:: Instructions to follow ::
Find all lines in the listing that include the word "Land", then copy them.

-------- Input rows

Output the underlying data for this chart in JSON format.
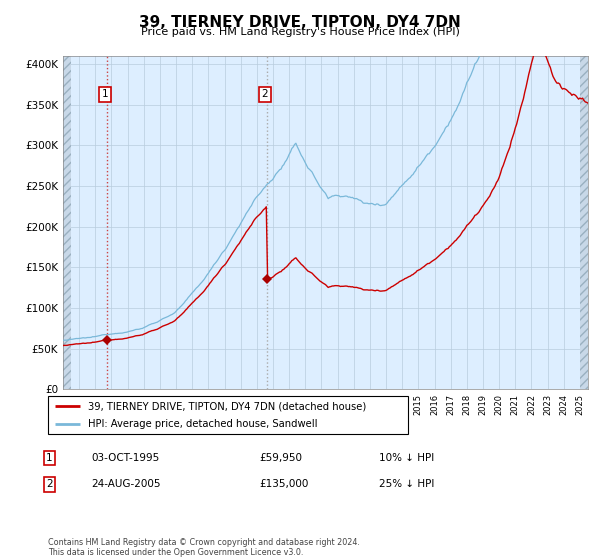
{
  "title": "39, TIERNEY DRIVE, TIPTON, DY4 7DN",
  "subtitle": "Price paid vs. HM Land Registry's House Price Index (HPI)",
  "legend_line1": "39, TIERNEY DRIVE, TIPTON, DY4 7DN (detached house)",
  "legend_line2": "HPI: Average price, detached house, Sandwell",
  "table_row1_date": "03-OCT-1995",
  "table_row1_price": "£59,950",
  "table_row1_hpi": "10% ↓ HPI",
  "table_row2_date": "24-AUG-2005",
  "table_row2_price": "£135,000",
  "table_row2_hpi": "25% ↓ HPI",
  "footer": "Contains HM Land Registry data © Crown copyright and database right 2024.\nThis data is licensed under the Open Government Licence v3.0.",
  "hpi_line_color": "#7ab8d9",
  "price_line_color": "#cc0000",
  "marker_color": "#aa0000",
  "vline_color": "#aaaaaa",
  "bg_color": "#ddeeff",
  "grid_color": "#b8ccdd",
  "purchase1_x": 1995.75,
  "purchase1_y": 59950,
  "purchase2_x": 2005.65,
  "purchase2_y": 135000,
  "xlim_left": 1993.0,
  "xlim_right": 2025.5,
  "ylim_bottom": 0,
  "ylim_top": 410000,
  "yticks": [
    0,
    50000,
    100000,
    150000,
    200000,
    250000,
    300000,
    350000,
    400000
  ],
  "ytick_labels": [
    "£0",
    "£50K",
    "£100K",
    "£150K",
    "£200K",
    "£250K",
    "£300K",
    "£350K",
    "£400K"
  ]
}
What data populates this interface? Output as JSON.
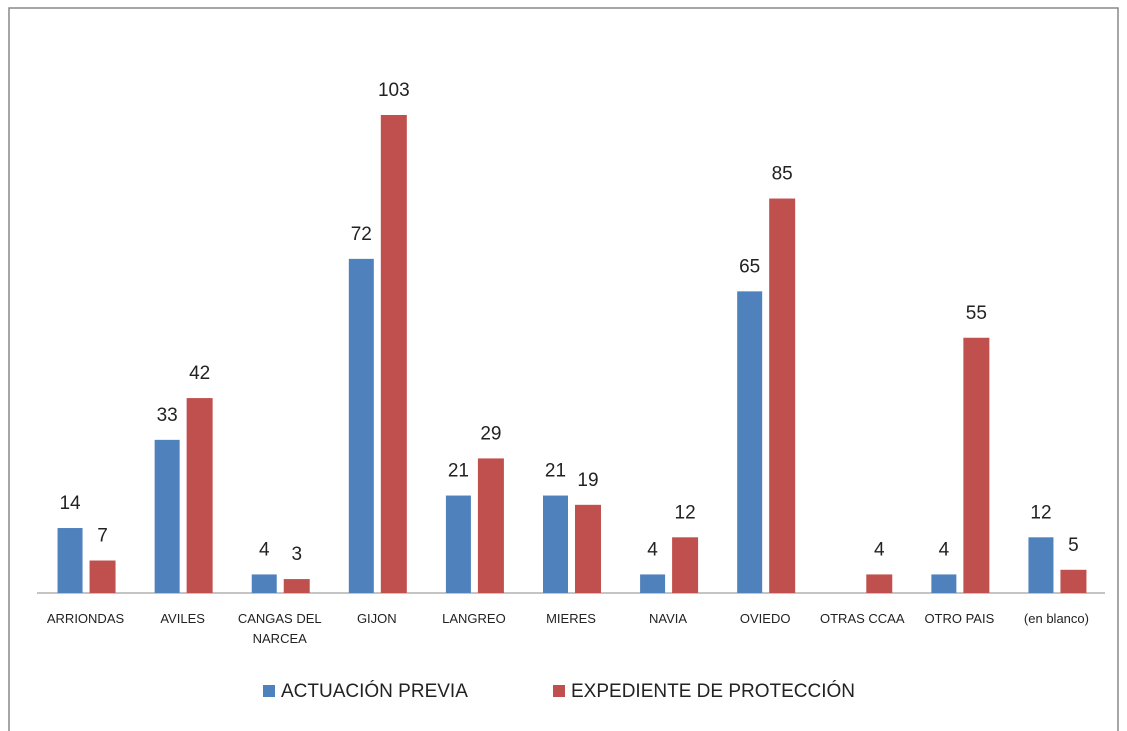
{
  "chart_data": {
    "type": "bar",
    "categories": [
      "ARRIONDAS",
      "AVILES",
      "CANGAS DEL NARCEA",
      "GIJON",
      "LANGREO",
      "MIERES",
      "NAVIA",
      "OVIEDO",
      "OTRAS CCAA",
      "OTRO PAIS",
      "(en blanco)"
    ],
    "series": [
      {
        "name": "ACTUACIÓN PREVIA",
        "color": "#4f81bd",
        "values": [
          14,
          33,
          4,
          72,
          21,
          21,
          4,
          65,
          null,
          4,
          12
        ]
      },
      {
        "name": "EXPEDIENTE DE PROTECCIÓN",
        "color": "#c0504d",
        "values": [
          7,
          42,
          3,
          103,
          29,
          19,
          12,
          85,
          4,
          55,
          5
        ]
      }
    ],
    "legend": "bottom"
  }
}
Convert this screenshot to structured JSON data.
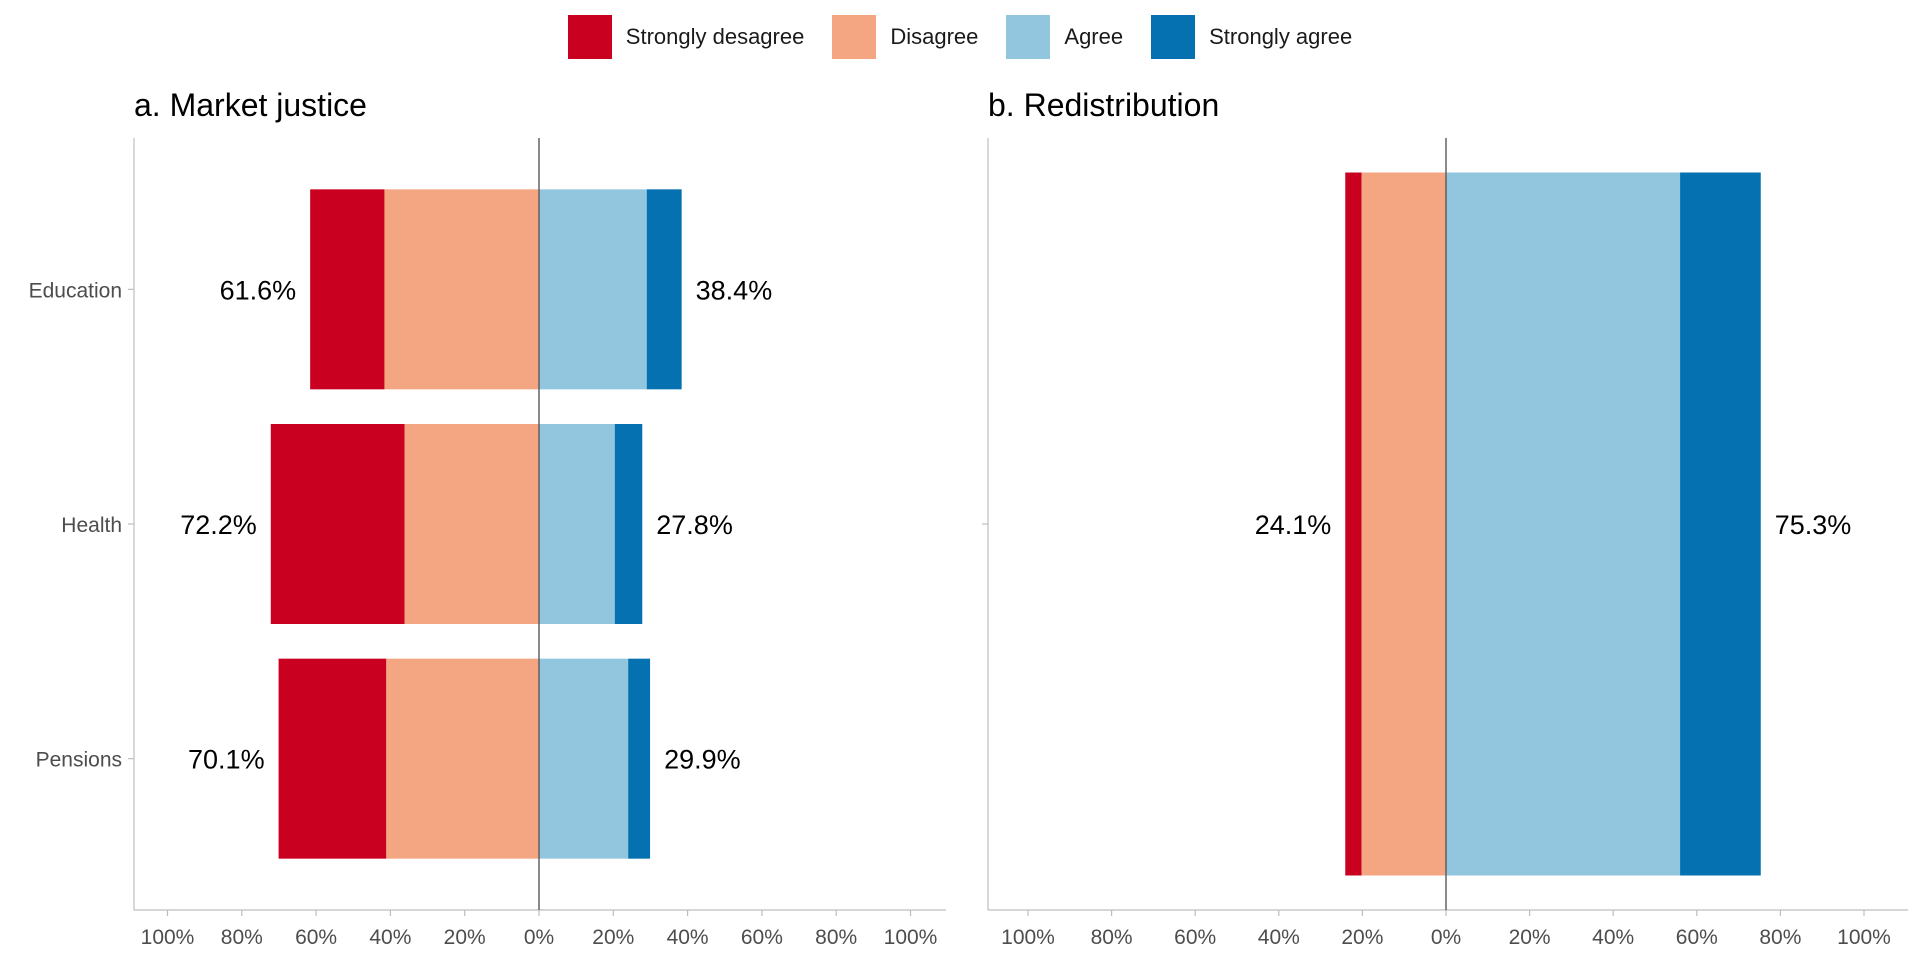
{
  "legend": {
    "items": [
      {
        "label": "Strongly desagree",
        "color": "#ca0020"
      },
      {
        "label": "Disagree",
        "color": "#f4a582"
      },
      {
        "label": "Agree",
        "color": "#92c5de"
      },
      {
        "label": "Strongly agree",
        "color": "#0571b0"
      }
    ]
  },
  "chart_data": [
    {
      "type": "bar",
      "orientation": "horizontal-diverging",
      "title": "a. Market justice",
      "categories": [
        "Education",
        "Health",
        "Pensions"
      ],
      "xlim": [
        -100,
        100
      ],
      "x_ticks": [
        "100%",
        "80%",
        "60%",
        "40%",
        "20%",
        "0%",
        "20%",
        "40%",
        "60%",
        "80%",
        "100%"
      ],
      "series": [
        {
          "name": "Strongly desagree",
          "values": [
            20.0,
            36.0,
            29.0
          ]
        },
        {
          "name": "Disagree",
          "values": [
            41.6,
            36.2,
            41.1
          ]
        },
        {
          "name": "Agree",
          "values": [
            29.0,
            20.4,
            24.0
          ]
        },
        {
          "name": "Strongly agree",
          "values": [
            9.4,
            7.4,
            5.9
          ]
        }
      ],
      "totals_disagree": [
        "61.6%",
        "72.2%",
        "70.1%"
      ],
      "totals_agree": [
        "38.4%",
        "27.8%",
        "29.9%"
      ]
    },
    {
      "type": "bar",
      "orientation": "horizontal-diverging",
      "title": "b. Redistribution",
      "categories": [
        ""
      ],
      "xlim": [
        -100,
        100
      ],
      "x_ticks": [
        "100%",
        "80%",
        "60%",
        "40%",
        "20%",
        "0%",
        "20%",
        "40%",
        "60%",
        "80%",
        "100%"
      ],
      "series": [
        {
          "name": "Strongly desagree",
          "values": [
            3.9
          ]
        },
        {
          "name": "Disagree",
          "values": [
            20.2
          ]
        },
        {
          "name": "Agree",
          "values": [
            56.0
          ]
        },
        {
          "name": "Strongly agree",
          "values": [
            19.3
          ]
        }
      ],
      "totals_disagree": [
        "24.1%"
      ],
      "totals_agree": [
        "75.3%"
      ]
    }
  ]
}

----------------

:: Solution to the problem ::
  "subtitle": "Price paid vs. HM Land Registry's House Price Index (HPI)",
  "footer": "Contains HM Land Registry data © Crown copyright and database right 2024.\nThis data is licensed under the Open Government Licence v3.0.",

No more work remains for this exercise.